● DATA LISTING

######

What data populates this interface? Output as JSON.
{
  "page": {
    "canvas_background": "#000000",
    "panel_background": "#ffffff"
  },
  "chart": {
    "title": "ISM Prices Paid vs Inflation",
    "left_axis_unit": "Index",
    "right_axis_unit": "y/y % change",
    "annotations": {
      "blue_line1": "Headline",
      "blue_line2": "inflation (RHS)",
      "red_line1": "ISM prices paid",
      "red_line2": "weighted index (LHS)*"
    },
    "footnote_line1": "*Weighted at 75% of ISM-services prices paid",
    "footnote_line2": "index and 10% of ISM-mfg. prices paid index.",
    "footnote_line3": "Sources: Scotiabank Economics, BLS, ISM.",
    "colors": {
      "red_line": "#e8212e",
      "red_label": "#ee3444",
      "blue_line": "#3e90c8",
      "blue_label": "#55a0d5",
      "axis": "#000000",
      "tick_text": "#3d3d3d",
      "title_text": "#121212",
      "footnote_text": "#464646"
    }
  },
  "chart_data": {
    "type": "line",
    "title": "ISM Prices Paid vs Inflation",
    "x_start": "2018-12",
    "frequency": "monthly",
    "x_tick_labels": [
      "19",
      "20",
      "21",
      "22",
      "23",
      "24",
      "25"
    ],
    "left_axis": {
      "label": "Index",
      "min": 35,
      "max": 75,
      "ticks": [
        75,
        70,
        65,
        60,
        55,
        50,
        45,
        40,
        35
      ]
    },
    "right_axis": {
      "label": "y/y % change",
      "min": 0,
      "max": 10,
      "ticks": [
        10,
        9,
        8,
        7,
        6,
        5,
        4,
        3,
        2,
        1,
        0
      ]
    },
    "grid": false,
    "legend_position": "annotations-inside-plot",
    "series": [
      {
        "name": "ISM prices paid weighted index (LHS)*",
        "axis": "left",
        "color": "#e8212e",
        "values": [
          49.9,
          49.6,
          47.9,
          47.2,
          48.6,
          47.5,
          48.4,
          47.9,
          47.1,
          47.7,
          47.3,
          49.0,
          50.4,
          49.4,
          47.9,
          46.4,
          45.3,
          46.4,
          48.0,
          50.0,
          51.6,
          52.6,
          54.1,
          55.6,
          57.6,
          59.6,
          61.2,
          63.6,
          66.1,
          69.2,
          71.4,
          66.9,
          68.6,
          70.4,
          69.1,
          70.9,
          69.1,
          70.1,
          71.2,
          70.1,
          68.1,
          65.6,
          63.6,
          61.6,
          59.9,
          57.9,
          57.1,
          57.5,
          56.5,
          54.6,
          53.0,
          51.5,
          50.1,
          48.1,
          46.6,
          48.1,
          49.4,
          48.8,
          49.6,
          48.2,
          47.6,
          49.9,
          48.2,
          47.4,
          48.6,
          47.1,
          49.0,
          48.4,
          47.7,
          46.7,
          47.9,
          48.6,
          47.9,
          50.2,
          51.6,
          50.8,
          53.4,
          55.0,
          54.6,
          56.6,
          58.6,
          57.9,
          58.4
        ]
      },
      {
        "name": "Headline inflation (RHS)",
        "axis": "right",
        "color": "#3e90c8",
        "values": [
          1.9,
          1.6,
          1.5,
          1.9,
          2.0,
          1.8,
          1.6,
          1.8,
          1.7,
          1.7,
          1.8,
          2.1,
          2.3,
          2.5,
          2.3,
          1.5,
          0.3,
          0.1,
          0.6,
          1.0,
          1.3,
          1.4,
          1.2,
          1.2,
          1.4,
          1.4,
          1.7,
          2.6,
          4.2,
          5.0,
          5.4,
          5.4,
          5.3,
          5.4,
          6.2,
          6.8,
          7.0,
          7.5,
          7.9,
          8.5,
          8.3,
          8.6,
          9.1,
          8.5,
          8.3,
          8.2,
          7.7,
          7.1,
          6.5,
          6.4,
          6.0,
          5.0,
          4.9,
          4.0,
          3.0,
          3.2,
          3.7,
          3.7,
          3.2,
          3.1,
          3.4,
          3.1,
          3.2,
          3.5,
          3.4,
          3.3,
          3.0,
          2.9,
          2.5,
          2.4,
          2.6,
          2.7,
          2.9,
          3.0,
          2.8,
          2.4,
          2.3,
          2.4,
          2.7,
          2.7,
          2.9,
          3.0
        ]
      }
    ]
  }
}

######

● SET PROBLEM
Give an exact repetition of all the material.

● RESPONSE FOR THIS EXERCISE
What data populates this interface? Output as JSON.
{
  "page": {
    "canvas_background": "#000000",
    "panel_background": "#ffffff"
  },
  "chart": {
    "title": "ISM Prices Paid vs Inflation",
    "left_axis_unit": "Index",
    "right_axis_unit": "y/y % change",
    "annotations": {
      "blue_line1": "Headline",
      "blue_line2": "inflation (RHS)",
      "red_line1": "ISM prices paid",
      "red_line2": "weighted index (LHS)*"
    },
    "footnote_line1": "*Weighted at 75% of ISM-services prices paid",
    "footnote_line2": "index and 10% of ISM-mfg. prices paid index.",
    "footnote_line3": "Sources: Scotiabank Economics, BLS, ISM.",
    "colors": {
      "red_line": "#e8212e",
      "red_label": "#ee3444",
      "blue_line": "#3e90c8",
      "blue_label": "#55a0d5",
      "axis": "#000000",
      "tick_text": "#3d3d3d",
      "title_text": "#121212",
      "footnote_text": "#464646"
    }
  },
  "chart_data": {
    "type": "line",
    "title": "ISM Prices Paid vs Inflation",
    "x_start": "2018-12",
    "frequency": "monthly",
    "x_tick_labels": [
      "19",
      "20",
      "21",
      "22",
      "23",
      "24",
      "25"
    ],
    "left_axis": {
      "label": "Index",
      "min": 35,
      "max": 75,
      "ticks": [
        75,
        70,
        65,
        60,
        55,
        50,
        45,
        40,
        35
      ]
    },
    "right_axis": {
      "label": "y/y % change",
      "min": 0,
      "max": 10,
      "ticks": [
        10,
        9,
        8,
        7,
        6,
        5,
        4,
        3,
        2,
        1,
        0
      ]
    },
    "grid": false,
    "legend_position": "annotations-inside-plot",
    "series": [
      {
        "name": "ISM prices paid weighted index (LHS)*",
        "axis": "left",
        "color": "#e8212e",
        "values": [
          49.9,
          49.6,
          47.9,
          47.2,
          48.6,
          47.5,
          48.4,
          47.9,
          47.1,
          47.7,
          47.3,
          49.0,
          50.4,
          49.4,
          47.9,
          46.4,
          45.3,
          46.4,
          48.0,
          50.0,
          51.6,
          52.6,
          54.1,
          55.6,
          57.6,
          59.6,
          61.2,
          63.6,
          66.1,
          69.2,
          71.4,
          66.9,
          68.6,
          70.4,
          69.1,
          70.9,
          69.1,
          70.1,
          71.2,
          70.1,
          68.1,
          65.6,
          63.6,
          61.6,
          59.9,
          57.9,
          57.1,
          57.5,
          56.5,
          54.6,
          53.0,
          51.5,
          50.1,
          48.1,
          46.6,
          48.1,
          49.4,
          48.8,
          49.6,
          48.2,
          47.6,
          49.9,
          48.2,
          47.4,
          48.6,
          47.1,
          49.0,
          48.4,
          47.7,
          46.7,
          47.9,
          48.6,
          47.9,
          50.2,
          51.6,
          50.8,
          53.4,
          55.0,
          54.6,
          56.6,
          58.6,
          57.9,
          58.4
        ]
      },
      {
        "name": "Headline inflation (RHS)",
        "axis": "right",
        "color": "#3e90c8",
        "values": [
          1.9,
          1.6,
          1.5,
          1.9,
          2.0,
          1.8,
          1.6,
          1.8,
          1.7,
          1.7,
          1.8,
          2.1,
          2.3,
          2.5,
          2.3,
          1.5,
          0.3,
          0.1,
          0.6,
          1.0,
          1.3,
          1.4,
          1.2,
          1.2,
          1.4,
          1.4,
          1.7,
          2.6,
          4.2,
          5.0,
          5.4,
          5.4,
          5.3,
          5.4,
          6.2,
          6.8,
          7.0,
          7.5,
          7.9,
          8.5,
          8.3,
          8.6,
          9.1,
          8.5,
          8.3,
          8.2,
          7.7,
          7.1,
          6.5,
          6.4,
          6.0,
          5.0,
          4.9,
          4.0,
          3.0,
          3.2,
          3.7,
          3.7,
          3.2,
          3.1,
          3.4,
          3.1,
          3.2,
          3.5,
          3.4,
          3.3,
          3.0,
          2.9,
          2.5,
          2.4,
          2.6,
          2.7,
          2.9,
          3.0,
          2.8,
          2.4,
          2.3,
          2.4,
          2.7,
          2.7,
          2.9,
          3.0
        ]
      }
    ]
  }
}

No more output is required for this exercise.